===== DATA TO USE =====

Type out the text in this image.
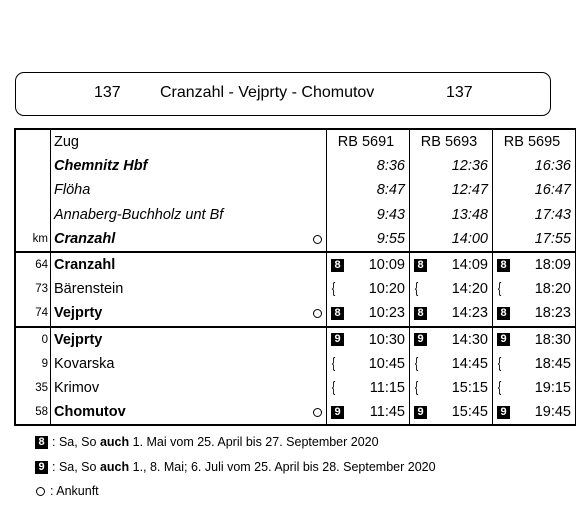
137 Cranzahl - Vejprty - Chomutov	137
	Zug	RB 5691	RB 5693	RB 5695
	Chemnitz Hbf	8:36	12:36	16:36
	Flöha	8:47	12:47	16:47
	Annaberg-Buchholz unt Bf	9:43	13:48	17:43
km	Cranzahl	9:55	14:00	17:55
64	Cranzahl	8 10:09	8 14:09	8 18:09

73	Bärenstein	{ 10:20	{ 14:20	{ 18:20

74	Vejprty	8 10:23	8 14:23	8 18:23

0	Vejprty	9 10:30	9 14:30	9 18:30

9	Kovarska	{ 10:45	{ 14:45	{ 18:45

35	Krimov	{ 11:15	{ 15:15	{ 19:15

58	Chomutov	9 11:45	9 15:45	9 19:45
8 : Sa, So auch 1. Mai vom 25. April bis 27. September 2020
9 : Sa, So auch 1., 8. Mai; 6. Juli vom 25. April bis 28. September 2020
: Ankunft
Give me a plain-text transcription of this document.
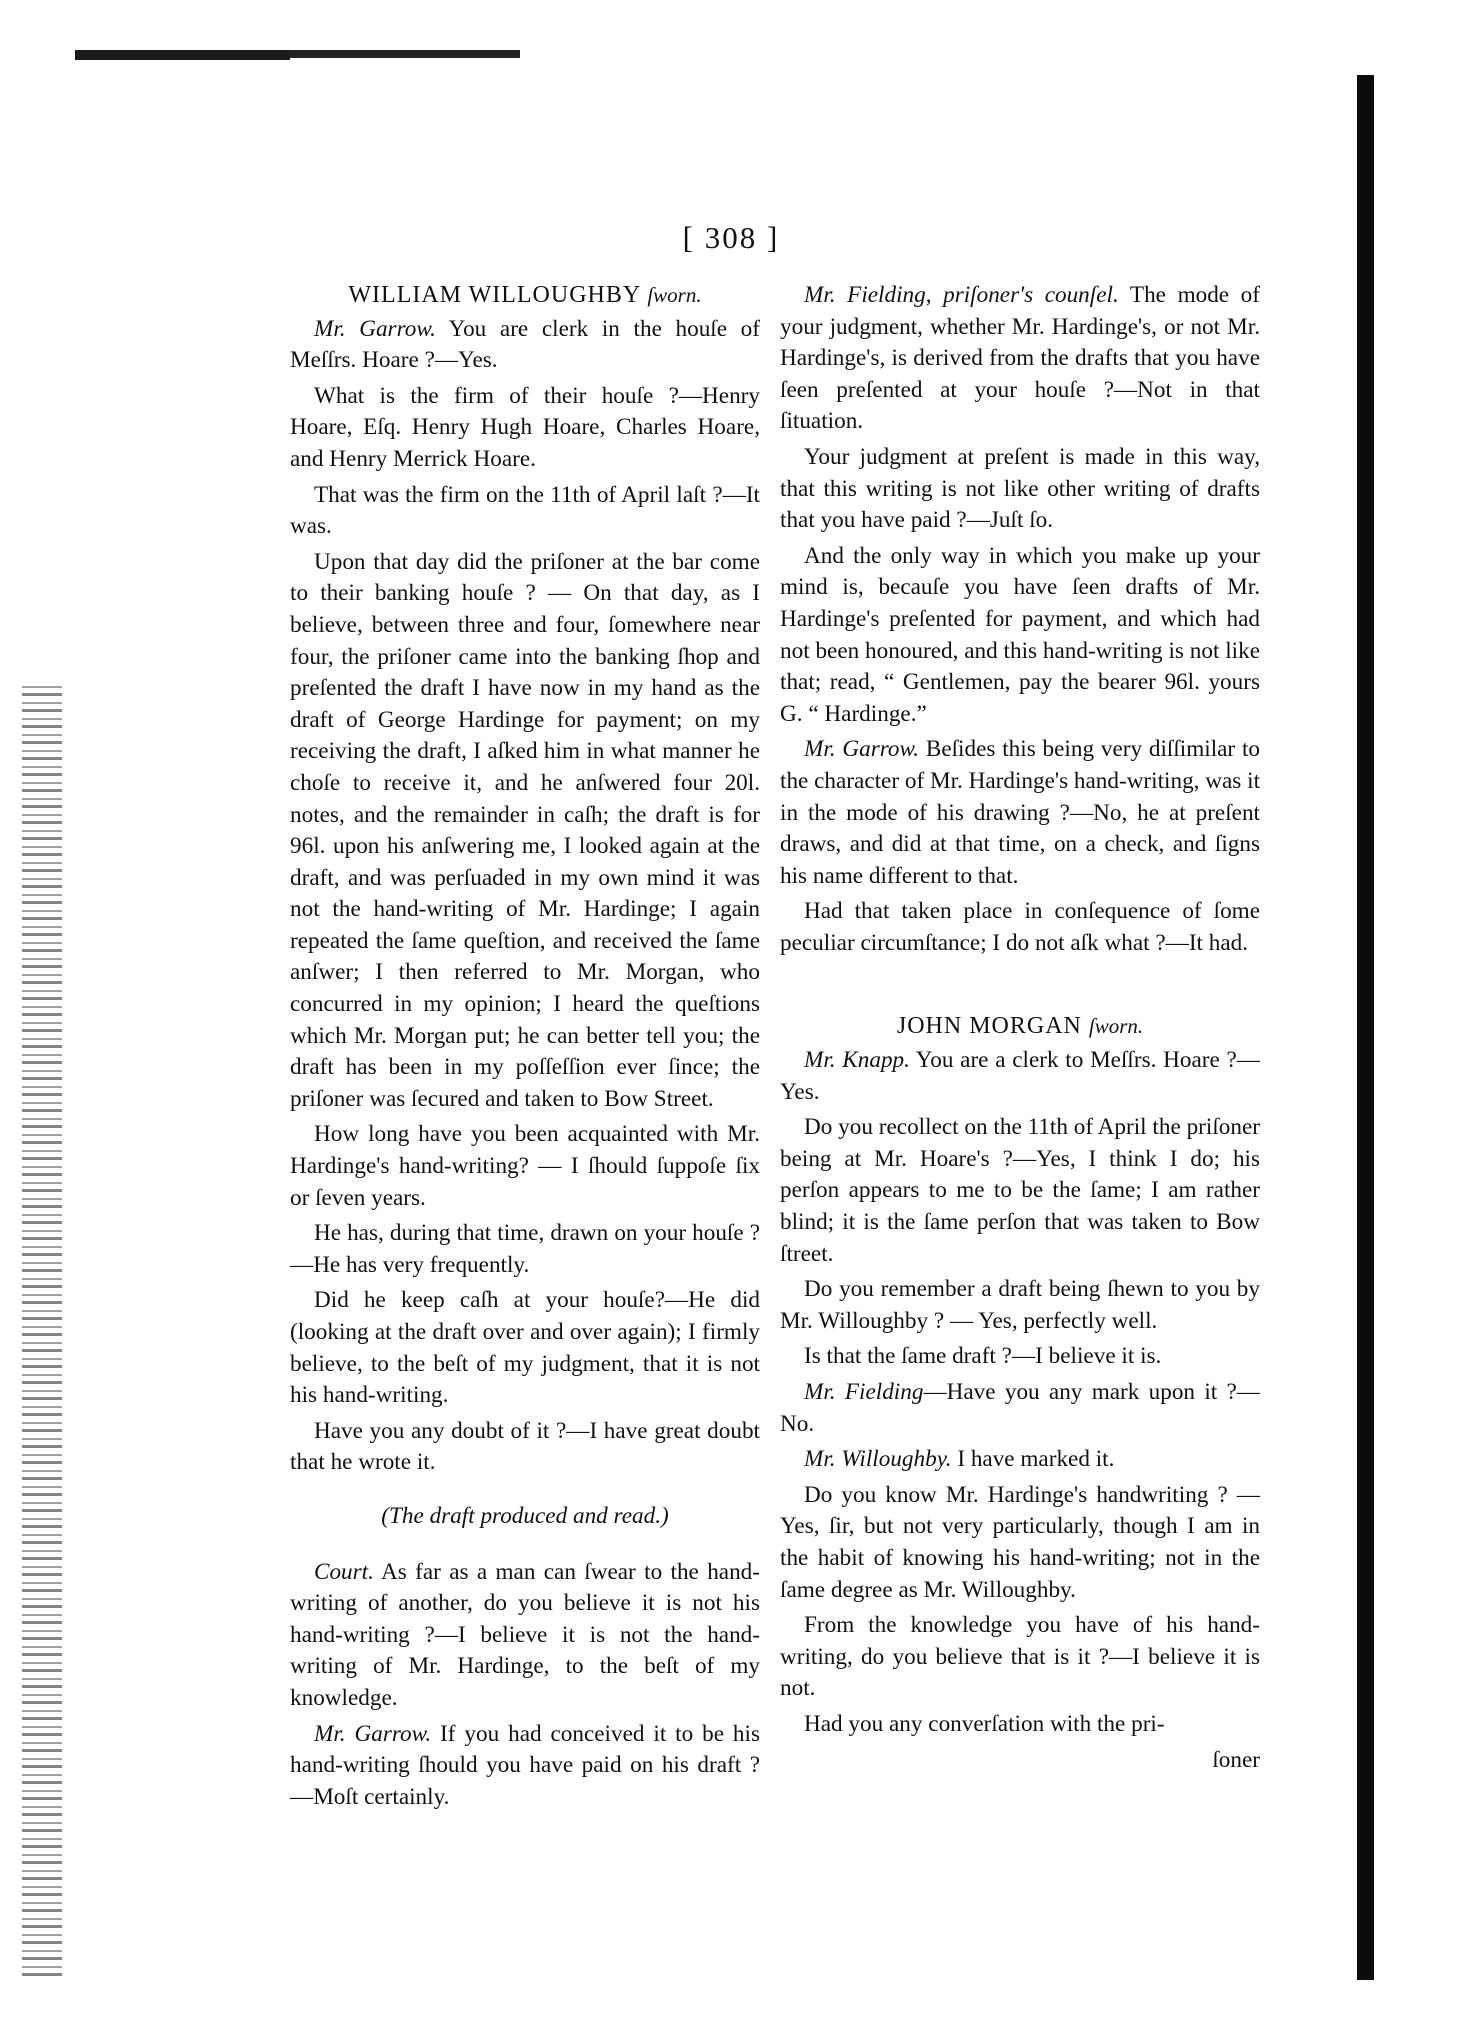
[ 308 ]
WILLIAM WILLOUGHBY ſworn.

Mr. Garrow. You are clerk in the houſe of Meſſrs. Hoare ?—Yes.

What is the firm of their houſe ?—Henry Hoare, Eſq. Henry Hugh Hoare, Charles Hoare, and Henry Merrick Hoare.

That was the firm on the 11th of April laſt ?—It was.

Upon that day did the priſoner at the bar come to their banking houſe ? — On that day, as I believe, between three and four, ſomewhere near four, the priſoner came into the banking ſhop and preſented the draft I have now in my hand as the draft of George Hardinge for payment; on my receiving the draft, I aſked him in what manner he choſe to receive it, and he anſwered four 20l. notes, and the remainder in caſh; the draft is for 96l. upon his anſwering me, I looked again at the draft, and was perſuaded in my own mind it was not the hand-writing of Mr. Hardinge; I again repeated the ſame queſtion, and received the ſame anſwer; I then referred to Mr. Morgan, who concurred in my opinion; I heard the queſtions which Mr. Morgan put; he can better tell you; the draft has been in my poſſeſſion ever ſince; the priſoner was ſecured and taken to Bow Street.

How long have you been acquainted with Mr. Hardinge's hand-writing? — I ſhould ſuppoſe ſix or ſeven years.

He has, during that time, drawn on your houſe ?—He has very frequently.

Did he keep caſh at your houſe?—He did (looking at the draft over and over again); I firmly believe, to the beſt of my judgment, that it is not his hand-writing.

Have you any doubt of it ?—I have great doubt that he wrote it.

(The draft produced and read.)

Court. As far as a man can ſwear to the hand-writing of another, do you believe it is not his hand-writing ?—I believe it is not the hand-writing of Mr. Hardinge, to the beſt of my knowledge.

Mr. Garrow. If you had conceived it to be his hand-writing ſhould you have paid on his draft ?—Moſt certainly.

Mr. Fielding, priſoner's counſel. The mode of your judgment, whether Mr. Hardinge's, or not Mr. Hardinge's, is derived from the drafts that you have ſeen preſented at your houſe ?—Not in that ſituation.

Your judgment at preſent is made in this way, that this writing is not like other writing of drafts that you have paid ?—Juſt ſo.

And the only way in which you make up your mind is, becauſe you have ſeen drafts of Mr. Hardinge's preſented for payment, and which had not been honoured, and this hand-writing is not like that; read, “ Gentlemen, pay the bearer 96l. yours G. “ Hardinge.”

Mr. Garrow. Beſides this being very diſſimilar to the character of Mr. Hardinge's hand-writing, was it in the mode of his drawing ?—No, he at preſent draws, and did at that time, on a check, and ſigns his name different to that.

Had that taken place in conſequence of ſome peculiar circumſtance; I do not aſk what ?—It had.

JOHN MORGAN ſworn.

Mr. Knapp. You are a clerk to Meſſrs. Hoare ?—Yes.

Do you recollect on the 11th of April the priſoner being at Mr. Hoare's ?—Yes, I think I do; his perſon appears to me to be the ſame; I am rather blind; it is the ſame perſon that was taken to Bow ſtreet.

Do you remember a draft being ſhewn to you by Mr. Willoughby ? — Yes, perfectly well.

Is that the ſame draft ?—I believe it is.

Mr. Fielding—Have you any mark upon it ?—No.

Mr. Willoughby. I have marked it.

Do you know Mr. Hardinge's handwriting ? — Yes, ſir, but not very particularly, though I am in the habit of knowing his hand-writing; not in the ſame degree as Mr. Willoughby.

From the knowledge you have of his hand-writing, do you believe that is it ?—I believe it is not.

Had you any converſation with the pri-

ſoner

=====

THE REQUEST: Print every entry above again without changing a word, and omit the pictures.

TASK OUTPUT:
Type out the text in this image.
137 Cranzahl - Vejprty - Chomutov	137
	Zug	RB 5691	RB 5693	RB 5695
	Chemnitz Hbf	8:36	12:36	16:36
	Flöha	8:47	12:47	16:47
	Annaberg-Buchholz unt Bf	9:43	13:48	17:43
km	Cranzahl	9:55	14:00	17:55
64	Cranzahl	8 10:09	8 14:09	8 18:09

73	Bärenstein	{ 10:20	{ 14:20	{ 18:20

74	Vejprty	8 10:23	8 14:23	8 18:23

0	Vejprty	9 10:30	9 14:30	9 18:30

9	Kovarska	{ 10:45	{ 14:45	{ 18:45

35	Krimov	{ 11:15	{ 15:15	{ 19:15

58	Chomutov	9 11:45	9 15:45	9 19:45
8 : Sa, So auch 1. Mai vom 25. April bis 27. September 2020
9 : Sa, So auch 1., 8. Mai; 6. Juli vom 25. April bis 28. September 2020
: Ankunft
Give me a plain-text transcription of this document.
[ 308 ]
WILLIAM WILLOUGHBY ſworn.

Mr. Garrow. You are clerk in the houſe of Meſſrs. Hoare ?—Yes.

What is the firm of their houſe ?—Henry Hoare, Eſq. Henry Hugh Hoare, Charles Hoare, and Henry Merrick Hoare.

That was the firm on the 11th of April laſt ?—It was.

Upon that day did the priſoner at the bar come to their banking houſe ? — On that day, as I believe, between three and four, ſomewhere near four, the priſoner came into the banking ſhop and preſented the draft I have now in my hand as the draft of George Hardinge for payment; on my receiving the draft, I aſked him in what manner he choſe to receive it, and he anſwered four 20l. notes, and the remainder in caſh; the draft is for 96l. upon his anſwering me, I looked again at the draft, and was perſuaded in my own mind it was not the hand-writing of Mr. Hardinge; I again repeated the ſame queſtion, and received the ſame anſwer; I then referred to Mr. Morgan, who concurred in my opinion; I heard the queſtions which Mr. Morgan put; he can better tell you; the draft has been in my poſſeſſion ever ſince; the priſoner was ſecured and taken to Bow Street.

How long have you been acquainted with Mr. Hardinge's hand-writing? — I ſhould ſuppoſe ſix or ſeven years.

He has, during that time, drawn on your houſe ?—He has very frequently.

Did he keep caſh at your houſe?—He did (looking at the draft over and over again); I firmly believe, to the beſt of my judgment, that it is not his hand-writing.

Have you any doubt of it ?—I have great doubt that he wrote it.

(The draft produced and read.)

Court. As far as a man can ſwear to the hand-writing of another, do you believe it is not his hand-writing ?—I believe it is not the hand-writing of Mr. Hardinge, to the beſt of my knowledge.

Mr. Garrow. If you had conceived it to be his hand-writing ſhould you have paid on his draft ?—Moſt certainly.

Mr. Fielding, priſoner's counſel. The mode of your judgment, whether Mr. Hardinge's, or not Mr. Hardinge's, is derived from the drafts that you have ſeen preſented at your houſe ?—Not in that ſituation.

Your judgment at preſent is made in this way, that this writing is not like other writing of drafts that you have paid ?—Juſt ſo.

And the only way in which you make up your mind is, becauſe you have ſeen drafts of Mr. Hardinge's preſented for payment, and which had not been honoured, and this hand-writing is not like that; read, “ Gentlemen, pay the bearer 96l. yours G. “ Hardinge.”

Mr. Garrow. Beſides this being very diſſimilar to the character of Mr. Hardinge's hand-writing, was it in the mode of his drawing ?—No, he at preſent draws, and did at that time, on a check, and ſigns his name different to that.

Had that taken place in conſequence of ſome peculiar circumſtance; I do not aſk what ?—It had.

JOHN MORGAN ſworn.

Mr. Knapp. You are a clerk to Meſſrs. Hoare ?—Yes.

Do you recollect on the 11th of April the priſoner being at Mr. Hoare's ?—Yes, I think I do; his perſon appears to me to be the ſame; I am rather blind; it is the ſame perſon that was taken to Bow ſtreet.

Do you remember a draft being ſhewn to you by Mr. Willoughby ? — Yes, perfectly well.

Is that the ſame draft ?—I believe it is.

Mr. Fielding—Have you any mark upon it ?—No.

Mr. Willoughby. I have marked it.

Do you know Mr. Hardinge's handwriting ? — Yes, ſir, but not very particularly, though I am in the habit of knowing his hand-writing; not in the ſame degree as Mr. Willoughby.

From the knowledge you have of his hand-writing, do you believe that is it ?—I believe it is not.

Had you any converſation with the pri-

ſoner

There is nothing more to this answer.